--- start RECORDS SHOWN ---

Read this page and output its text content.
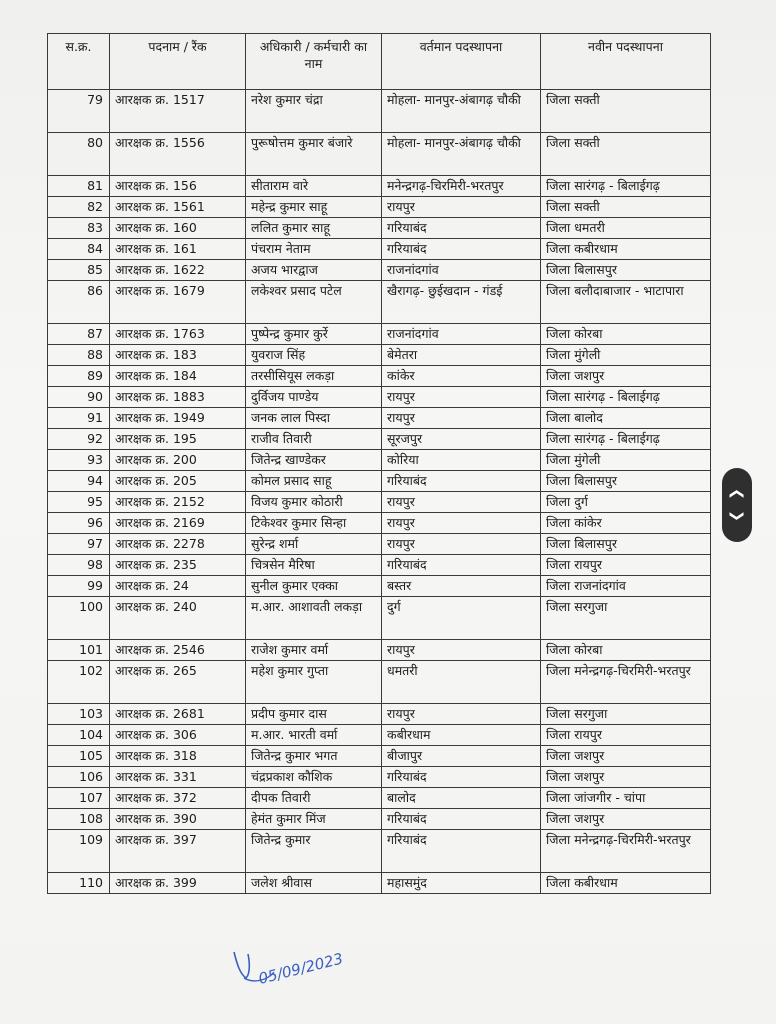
स.क्र.	पदनाम / रैंक	अधिकारी / कर्मचारी का नाम	वर्तमान पदस्थापना	नवीन पदस्थापना
79	आरक्षक क्र. 1517	नरेश कुमार चंद्रा	मोहला- मानपुर-अंबागढ़ चौकी	जिला सक्ती
80	आरक्षक क्र. 1556	पुरूषोत्तम कुमार बंजारे	मोहला- मानपुर-अंबागढ़ चौकी	जिला सक्ती
81	आरक्षक क्र. 156	सीताराम वारे	मनेन्द्रगढ़-चिरमिरी-भरतपुर	जिला सारंगढ़ - बिलाईगढ़
82	आरक्षक क्र. 1561	महेन्द्र कुमार साहू	रायपुर	जिला सक्ती
83	आरक्षक क्र. 160	ललित कुमार साहू	गरियाबंद	जिला धमतरी
84	आरक्षक क्र. 161	पंचराम नेताम	गरियाबंद	जिला कबीरधाम
85	आरक्षक क्र. 1622	अजय भारद्वाज	राजनांदगांव	जिला बिलासपुर
86	आरक्षक क्र. 1679	लकेश्वर प्रसाद पटेल	खैरागढ़- छुईखदान - गंडई	जिला बलौदाबाजार - भाटापारा
87	आरक्षक क्र. 1763	पुष्पेन्द्र कुमार कुर्रे	राजनांदगांव	जिला कोरबा
88	आरक्षक क्र. 183	युवराज सिंह	बेमेतरा	जिला मुंगेली
89	आरक्षक क्र. 184	तरसीसियूस लकड़ा	कांकेर	जिला जशपुर
90	आरक्षक क्र. 1883	दुर्विजय पाण्डेय	रायपुर	जिला सारंगढ़ - बिलाईगढ़
91	आरक्षक क्र. 1949	जनक लाल पिस्दा	रायपुर	जिला बालोद
92	आरक्षक क्र. 195	राजीव तिवारी	सूरजपुर	जिला सारंगढ़ - बिलाईगढ़
93	आरक्षक क्र. 200	जितेन्द्र खाण्डेकर	कोरिया	जिला मुंगेली
94	आरक्षक क्र. 205	कोमल प्रसाद साहू	गरियाबंद	जिला बिलासपुर
95	आरक्षक क्र. 2152	विजय कुमार कोठारी	रायपुर	जिला दुर्ग
96	आरक्षक क्र. 2169	टिकेश्वर कुमार सिन्हा	रायपुर	जिला कांकेर
97	आरक्षक क्र. 2278	सुरेन्द्र शर्मा	रायपुर	जिला बिलासपुर
98	आरक्षक क्र. 235	चित्रसेन मैरिषा	गरियाबंद	जिला रायपुर
99	आरक्षक क्र. 24	सुनील कुमार एक्का	बस्तर	जिला राजनांदगांव
100	आरक्षक क्र. 240	म.आर. आशावती लकड़ा	दुर्ग	जिला सरगुजा
101	आरक्षक क्र. 2546	राजेश कुमार वर्मा	रायपुर	जिला कोरबा
102	आरक्षक क्र. 265	महेश कुमार गुप्ता	धमतरी	जिला मनेन्द्रगढ़-चिरमिरी-भरतपुर
103	आरक्षक क्र. 2681	प्रदीप कुमार दास	रायपुर	जिला सरगुजा
104	आरक्षक क्र. 306	म.आर. भारती वर्मा	कबीरधाम	जिला रायपुर
105	आरक्षक क्र. 318	जितेन्द्र कुमार भगत	बीजापुर	जिला जशपुर
106	आरक्षक क्र. 331	चंद्रप्रकाश कौशिक	गरियाबंद	जिला जशपुर
107	आरक्षक क्र. 372	दीपक तिवारी	बालोद	जिला जांजगीर - चांपा
108	आरक्षक क्र. 390	हेमंत कुमार मिंज	गरियाबंद	जिला जशपुर
109	आरक्षक क्र. 397	जितेन्द्र कुमार	गरियाबंद	जिला मनेन्द्रगढ़-चिरमिरी-भरतपुर
110	आरक्षक क्र. 399	जलेश श्रीवास	महासमुंद	जिला कबीरधाम
05/09/2023
❮
❯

--- end RECORDS SHOWN ---

Nothing but the pictures may be dropped; output the records above exactly.

RESULT
Read this page and output its text content.
स.क्र.	पदनाम / रैंक	अधिकारी / कर्मचारी का नाम	वर्तमान पदस्थापना	नवीन पदस्थापना
79	आरक्षक क्र. 1517	नरेश कुमार चंद्रा	मोहला- मानपुर-अंबागढ़ चौकी	जिला सक्ती
80	आरक्षक क्र. 1556	पुरूषोत्तम कुमार बंजारे	मोहला- मानपुर-अंबागढ़ चौकी	जिला सक्ती
81	आरक्षक क्र. 156	सीताराम वारे	मनेन्द्रगढ़-चिरमिरी-भरतपुर	जिला सारंगढ़ - बिलाईगढ़
82	आरक्षक क्र. 1561	महेन्द्र कुमार साहू	रायपुर	जिला सक्ती
83	आरक्षक क्र. 160	ललित कुमार साहू	गरियाबंद	जिला धमतरी
84	आरक्षक क्र. 161	पंचराम नेताम	गरियाबंद	जिला कबीरधाम
85	आरक्षक क्र. 1622	अजय भारद्वाज	राजनांदगांव	जिला बिलासपुर
86	आरक्षक क्र. 1679	लकेश्वर प्रसाद पटेल	खैरागढ़- छुईखदान - गंडई	जिला बलौदाबाजार - भाटापारा
87	आरक्षक क्र. 1763	पुष्पेन्द्र कुमार कुर्रे	राजनांदगांव	जिला कोरबा
88	आरक्षक क्र. 183	युवराज सिंह	बेमेतरा	जिला मुंगेली
89	आरक्षक क्र. 184	तरसीसियूस लकड़ा	कांकेर	जिला जशपुर
90	आरक्षक क्र. 1883	दुर्विजय पाण्डेय	रायपुर	जिला सारंगढ़ - बिलाईगढ़
91	आरक्षक क्र. 1949	जनक लाल पिस्दा	रायपुर	जिला बालोद
92	आरक्षक क्र. 195	राजीव तिवारी	सूरजपुर	जिला सारंगढ़ - बिलाईगढ़
93	आरक्षक क्र. 200	जितेन्द्र खाण्डेकर	कोरिया	जिला मुंगेली
94	आरक्षक क्र. 205	कोमल प्रसाद साहू	गरियाबंद	जिला बिलासपुर
95	आरक्षक क्र. 2152	विजय कुमार कोठारी	रायपुर	जिला दुर्ग
96	आरक्षक क्र. 2169	टिकेश्वर कुमार सिन्हा	रायपुर	जिला कांकेर
97	आरक्षक क्र. 2278	सुरेन्द्र शर्मा	रायपुर	जिला बिलासपुर
98	आरक्षक क्र. 235	चित्रसेन मैरिषा	गरियाबंद	जिला रायपुर
99	आरक्षक क्र. 24	सुनील कुमार एक्का	बस्तर	जिला राजनांदगांव
100	आरक्षक क्र. 240	म.आर. आशावती लकड़ा	दुर्ग	जिला सरगुजा
101	आरक्षक क्र. 2546	राजेश कुमार वर्मा	रायपुर	जिला कोरबा
102	आरक्षक क्र. 265	महेश कुमार गुप्ता	धमतरी	जिला मनेन्द्रगढ़-चिरमिरी-भरतपुर
103	आरक्षक क्र. 2681	प्रदीप कुमार दास	रायपुर	जिला सरगुजा
104	आरक्षक क्र. 306	म.आर. भारती वर्मा	कबीरधाम	जिला रायपुर
105	आरक्षक क्र. 318	जितेन्द्र कुमार भगत	बीजापुर	जिला जशपुर
106	आरक्षक क्र. 331	चंद्रप्रकाश कौशिक	गरियाबंद	जिला जशपुर
107	आरक्षक क्र. 372	दीपक तिवारी	बालोद	जिला जांजगीर - चांपा
108	आरक्षक क्र. 390	हेमंत कुमार मिंज	गरियाबंद	जिला जशपुर
109	आरक्षक क्र. 397	जितेन्द्र कुमार	गरियाबंद	जिला मनेन्द्रगढ़-चिरमिरी-भरतपुर
110	आरक्षक क्र. 399	जलेश श्रीवास	महासमुंद	जिला कबीरधाम
05/09/2023
❮
❯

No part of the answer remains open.